Written request - Using the entries below, quote exactly the span of lines that begins with the line containing "Convert this document image to plain text." and ends with the final line.

(Dataset excerpt)
______

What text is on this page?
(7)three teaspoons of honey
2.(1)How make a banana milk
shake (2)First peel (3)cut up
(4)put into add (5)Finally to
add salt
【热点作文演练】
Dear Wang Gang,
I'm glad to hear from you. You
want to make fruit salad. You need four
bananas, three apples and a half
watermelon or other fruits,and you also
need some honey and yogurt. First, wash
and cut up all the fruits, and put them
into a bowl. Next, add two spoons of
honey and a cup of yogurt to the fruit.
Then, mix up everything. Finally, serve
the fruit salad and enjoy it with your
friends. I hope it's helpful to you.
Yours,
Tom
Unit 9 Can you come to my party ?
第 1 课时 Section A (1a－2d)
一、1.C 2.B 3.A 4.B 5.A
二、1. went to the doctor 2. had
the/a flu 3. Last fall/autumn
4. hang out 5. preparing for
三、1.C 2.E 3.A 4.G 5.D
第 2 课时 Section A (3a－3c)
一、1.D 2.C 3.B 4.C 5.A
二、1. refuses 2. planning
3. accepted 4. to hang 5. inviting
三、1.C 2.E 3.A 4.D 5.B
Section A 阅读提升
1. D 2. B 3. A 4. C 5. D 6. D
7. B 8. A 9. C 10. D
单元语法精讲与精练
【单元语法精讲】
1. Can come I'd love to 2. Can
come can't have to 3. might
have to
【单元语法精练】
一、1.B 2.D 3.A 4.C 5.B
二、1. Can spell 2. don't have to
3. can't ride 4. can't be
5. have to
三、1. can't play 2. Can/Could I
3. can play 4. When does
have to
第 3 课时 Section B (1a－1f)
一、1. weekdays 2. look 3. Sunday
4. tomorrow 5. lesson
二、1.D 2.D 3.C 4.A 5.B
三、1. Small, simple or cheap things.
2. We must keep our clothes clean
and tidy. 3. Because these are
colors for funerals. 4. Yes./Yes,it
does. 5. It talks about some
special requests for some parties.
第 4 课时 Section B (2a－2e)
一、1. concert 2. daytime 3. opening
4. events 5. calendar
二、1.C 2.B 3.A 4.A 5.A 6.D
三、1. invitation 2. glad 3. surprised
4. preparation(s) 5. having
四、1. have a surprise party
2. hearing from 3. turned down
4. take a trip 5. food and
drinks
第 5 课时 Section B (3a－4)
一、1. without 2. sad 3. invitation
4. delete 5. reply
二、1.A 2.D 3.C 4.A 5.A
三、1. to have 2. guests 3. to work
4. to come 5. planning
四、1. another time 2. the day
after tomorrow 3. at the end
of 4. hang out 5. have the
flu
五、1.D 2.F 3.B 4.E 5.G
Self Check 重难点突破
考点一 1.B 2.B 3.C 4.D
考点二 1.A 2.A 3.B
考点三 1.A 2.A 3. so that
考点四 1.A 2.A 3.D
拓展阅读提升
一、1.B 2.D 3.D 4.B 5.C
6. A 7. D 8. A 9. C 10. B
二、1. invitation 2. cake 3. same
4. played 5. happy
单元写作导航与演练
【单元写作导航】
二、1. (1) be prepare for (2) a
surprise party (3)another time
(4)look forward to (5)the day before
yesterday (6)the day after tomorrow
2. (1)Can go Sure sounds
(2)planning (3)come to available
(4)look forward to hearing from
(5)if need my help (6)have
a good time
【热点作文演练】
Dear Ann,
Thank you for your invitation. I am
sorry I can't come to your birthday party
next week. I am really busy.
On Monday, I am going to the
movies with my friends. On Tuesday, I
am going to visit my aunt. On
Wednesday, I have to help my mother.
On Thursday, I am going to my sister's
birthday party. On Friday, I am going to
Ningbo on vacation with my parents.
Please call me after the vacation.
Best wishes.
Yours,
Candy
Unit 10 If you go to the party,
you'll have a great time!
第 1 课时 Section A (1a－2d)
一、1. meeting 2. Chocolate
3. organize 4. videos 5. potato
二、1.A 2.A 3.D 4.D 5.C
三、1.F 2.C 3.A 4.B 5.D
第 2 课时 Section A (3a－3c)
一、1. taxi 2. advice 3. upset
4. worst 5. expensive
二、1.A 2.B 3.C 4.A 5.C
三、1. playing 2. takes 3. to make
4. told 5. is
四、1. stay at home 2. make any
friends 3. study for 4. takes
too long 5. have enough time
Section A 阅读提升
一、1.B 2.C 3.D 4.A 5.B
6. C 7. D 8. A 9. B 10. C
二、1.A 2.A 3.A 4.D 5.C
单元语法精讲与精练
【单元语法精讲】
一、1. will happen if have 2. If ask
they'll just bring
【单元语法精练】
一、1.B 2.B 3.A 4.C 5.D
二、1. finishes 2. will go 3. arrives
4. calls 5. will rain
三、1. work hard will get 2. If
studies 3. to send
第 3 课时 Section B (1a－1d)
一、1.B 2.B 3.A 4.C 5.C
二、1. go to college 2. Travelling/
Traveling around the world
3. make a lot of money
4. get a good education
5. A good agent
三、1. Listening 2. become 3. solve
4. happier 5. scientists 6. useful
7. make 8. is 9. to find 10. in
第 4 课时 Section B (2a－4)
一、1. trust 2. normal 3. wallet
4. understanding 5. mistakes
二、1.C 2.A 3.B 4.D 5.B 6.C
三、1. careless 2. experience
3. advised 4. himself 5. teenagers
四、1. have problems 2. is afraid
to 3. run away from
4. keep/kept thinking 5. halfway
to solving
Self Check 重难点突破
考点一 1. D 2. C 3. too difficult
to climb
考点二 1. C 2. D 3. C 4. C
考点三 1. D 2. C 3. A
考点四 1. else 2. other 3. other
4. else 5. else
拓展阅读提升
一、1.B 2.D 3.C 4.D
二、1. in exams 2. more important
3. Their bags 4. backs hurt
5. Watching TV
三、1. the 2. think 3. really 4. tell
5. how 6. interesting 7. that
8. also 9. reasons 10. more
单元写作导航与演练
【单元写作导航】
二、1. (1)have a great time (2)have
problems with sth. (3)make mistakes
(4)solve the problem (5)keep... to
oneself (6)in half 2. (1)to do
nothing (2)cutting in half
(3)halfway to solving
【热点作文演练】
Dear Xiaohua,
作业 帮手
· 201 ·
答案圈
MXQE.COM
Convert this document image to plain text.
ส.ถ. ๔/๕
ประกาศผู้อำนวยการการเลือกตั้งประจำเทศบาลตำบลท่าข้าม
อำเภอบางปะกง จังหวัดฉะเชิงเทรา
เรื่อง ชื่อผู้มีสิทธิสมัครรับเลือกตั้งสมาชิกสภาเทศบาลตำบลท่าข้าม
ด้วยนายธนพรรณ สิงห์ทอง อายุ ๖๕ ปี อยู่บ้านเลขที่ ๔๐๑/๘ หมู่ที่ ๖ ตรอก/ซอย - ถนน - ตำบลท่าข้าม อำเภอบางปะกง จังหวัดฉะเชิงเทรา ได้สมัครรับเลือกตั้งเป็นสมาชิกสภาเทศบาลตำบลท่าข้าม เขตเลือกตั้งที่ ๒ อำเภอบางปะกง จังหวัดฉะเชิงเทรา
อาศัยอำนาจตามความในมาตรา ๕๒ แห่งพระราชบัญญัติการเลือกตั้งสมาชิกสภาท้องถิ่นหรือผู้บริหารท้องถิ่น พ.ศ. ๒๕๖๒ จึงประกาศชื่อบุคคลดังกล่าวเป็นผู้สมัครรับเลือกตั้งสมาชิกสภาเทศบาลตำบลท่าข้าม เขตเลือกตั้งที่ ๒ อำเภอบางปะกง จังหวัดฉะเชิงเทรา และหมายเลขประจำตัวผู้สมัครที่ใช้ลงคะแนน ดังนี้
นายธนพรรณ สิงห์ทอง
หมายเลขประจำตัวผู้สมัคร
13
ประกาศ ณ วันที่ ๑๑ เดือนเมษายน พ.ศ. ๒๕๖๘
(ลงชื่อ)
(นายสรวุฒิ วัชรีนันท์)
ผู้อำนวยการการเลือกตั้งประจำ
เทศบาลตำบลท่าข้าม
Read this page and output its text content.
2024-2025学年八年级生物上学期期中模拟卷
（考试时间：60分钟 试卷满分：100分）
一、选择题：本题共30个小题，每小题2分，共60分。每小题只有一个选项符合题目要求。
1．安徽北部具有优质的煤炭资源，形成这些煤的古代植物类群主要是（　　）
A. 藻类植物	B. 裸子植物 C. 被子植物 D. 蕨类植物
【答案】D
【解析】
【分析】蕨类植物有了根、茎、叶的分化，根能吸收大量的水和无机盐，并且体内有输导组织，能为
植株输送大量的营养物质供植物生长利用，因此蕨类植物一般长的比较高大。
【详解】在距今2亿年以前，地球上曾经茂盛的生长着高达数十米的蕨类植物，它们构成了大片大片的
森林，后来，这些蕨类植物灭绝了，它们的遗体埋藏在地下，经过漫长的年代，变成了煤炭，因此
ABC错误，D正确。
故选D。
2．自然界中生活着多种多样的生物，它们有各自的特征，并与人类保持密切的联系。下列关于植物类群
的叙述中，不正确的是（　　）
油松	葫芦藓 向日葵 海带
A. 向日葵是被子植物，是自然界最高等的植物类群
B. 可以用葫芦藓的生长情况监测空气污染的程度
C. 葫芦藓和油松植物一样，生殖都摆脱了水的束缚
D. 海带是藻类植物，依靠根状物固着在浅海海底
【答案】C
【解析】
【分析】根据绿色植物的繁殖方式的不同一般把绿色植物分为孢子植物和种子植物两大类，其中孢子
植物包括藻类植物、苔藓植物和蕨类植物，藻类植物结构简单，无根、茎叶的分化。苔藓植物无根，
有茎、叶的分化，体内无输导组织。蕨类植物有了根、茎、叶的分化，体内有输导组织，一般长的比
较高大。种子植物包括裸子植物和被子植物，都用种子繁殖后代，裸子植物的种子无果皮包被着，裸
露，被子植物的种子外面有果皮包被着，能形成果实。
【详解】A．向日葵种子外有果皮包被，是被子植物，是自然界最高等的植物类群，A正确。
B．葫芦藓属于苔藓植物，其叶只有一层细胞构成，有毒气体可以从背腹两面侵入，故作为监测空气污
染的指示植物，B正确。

______

Output below -
Convert this document image to plain text.
ส.ถ. ๔/๕
ประกาศผู้อำนวยการการเลือกตั้งประจำเทศบาลตำบลท่าข้าม
อำเภอบางปะกง จังหวัดฉะเชิงเทรา
เรื่อง ชื่อผู้มีสิทธิสมัครรับเลือกตั้งสมาชิกสภาเทศบาลตำบลท่าข้าม
ด้วยนายธนพรรณ สิงห์ทอง อายุ ๖๕ ปี อยู่บ้านเลขที่ ๔๐๑/๘ หมู่ที่ ๖ ตรอก/ซอย - ถนน - ตำบลท่าข้าม อำเภอบางปะกง จังหวัดฉะเชิงเทรา ได้สมัครรับเลือกตั้งเป็นสมาชิกสภาเทศบาลตำบลท่าข้าม เขตเลือกตั้งที่ ๒ อำเภอบางปะกง จังหวัดฉะเชิงเทรา
อาศัยอำนาจตามความในมาตรา ๕๒ แห่งพระราชบัญญัติการเลือกตั้งสมาชิกสภาท้องถิ่นหรือผู้บริหารท้องถิ่น พ.ศ. ๒๕๖๒ จึงประกาศชื่อบุคคลดังกล่าวเป็นผู้สมัครรับเลือกตั้งสมาชิกสภาเทศบาลตำบลท่าข้าม เขตเลือกตั้งที่ ๒ อำเภอบางปะกง จังหวัดฉะเชิงเทรา และหมายเลขประจำตัวผู้สมัครที่ใช้ลงคะแนน ดังนี้
นายธนพรรณ สิงห์ทอง
หมายเลขประจำตัวผู้สมัคร
13
ประกาศ ณ วันที่ ๑๑ เดือนเมษายน พ.ศ. ๒๕๖๘
(ลงชื่อ)
(นายสรวุฒิ วัชรีนันท์)
ผู้อำนวยการการเลือกตั้งประจำ
เทศบาลตำบลท่าข้าม
Read this page and output its text content.
2024-2025学年八年级生物上学期期中模拟卷
（考试时间：60分钟 试卷满分：100分）
一、选择题：本题共30个小题，每小题2分，共60分。每小题只有一个选项符合题目要求。
1．安徽北部具有优质的煤炭资源，形成这些煤的古代植物类群主要是（　　）
A. 藻类植物	B. 裸子植物 C. 被子植物 D. 蕨类植物
【答案】D
【解析】
【分析】蕨类植物有了根、茎、叶的分化，根能吸收大量的水和无机盐，并且体内有输导组织，能为
植株输送大量的营养物质供植物生长利用，因此蕨类植物一般长的比较高大。
【详解】在距今2亿年以前，地球上曾经茂盛的生长着高达数十米的蕨类植物，它们构成了大片大片的
森林，后来，这些蕨类植物灭绝了，它们的遗体埋藏在地下，经过漫长的年代，变成了煤炭，因此
ABC错误，D正确。
故选D。
2．自然界中生活着多种多样的生物，它们有各自的特征，并与人类保持密切的联系。下列关于植物类群
的叙述中，不正确的是（　　）
油松	葫芦藓 向日葵 海带
A. 向日葵是被子植物，是自然界最高等的植物类群
B. 可以用葫芦藓的生长情况监测空气污染的程度
C. 葫芦藓和油松植物一样，生殖都摆脱了水的束缚
D. 海带是藻类植物，依靠根状物固着在浅海海底
【答案】C
【解析】
【分析】根据绿色植物的繁殖方式的不同一般把绿色植物分为孢子植物和种子植物两大类，其中孢子
植物包括藻类植物、苔藓植物和蕨类植物，藻类植物结构简单，无根、茎叶的分化。苔藓植物无根，
有茎、叶的分化，体内无输导组织。蕨类植物有了根、茎、叶的分化，体内有输导组织，一般长的比
较高大。种子植物包括裸子植物和被子植物，都用种子繁殖后代，裸子植物的种子无果皮包被着，裸
露，被子植物的种子外面有果皮包被着，能形成果实。
【详解】A．向日葵种子外有果皮包被，是被子植物，是自然界最高等的植物类群，A正确。
B．葫芦藓属于苔藓植物，其叶只有一层细胞构成，有毒气体可以从背腹两面侵入，故作为监测空气污
染的指示植物，B正确。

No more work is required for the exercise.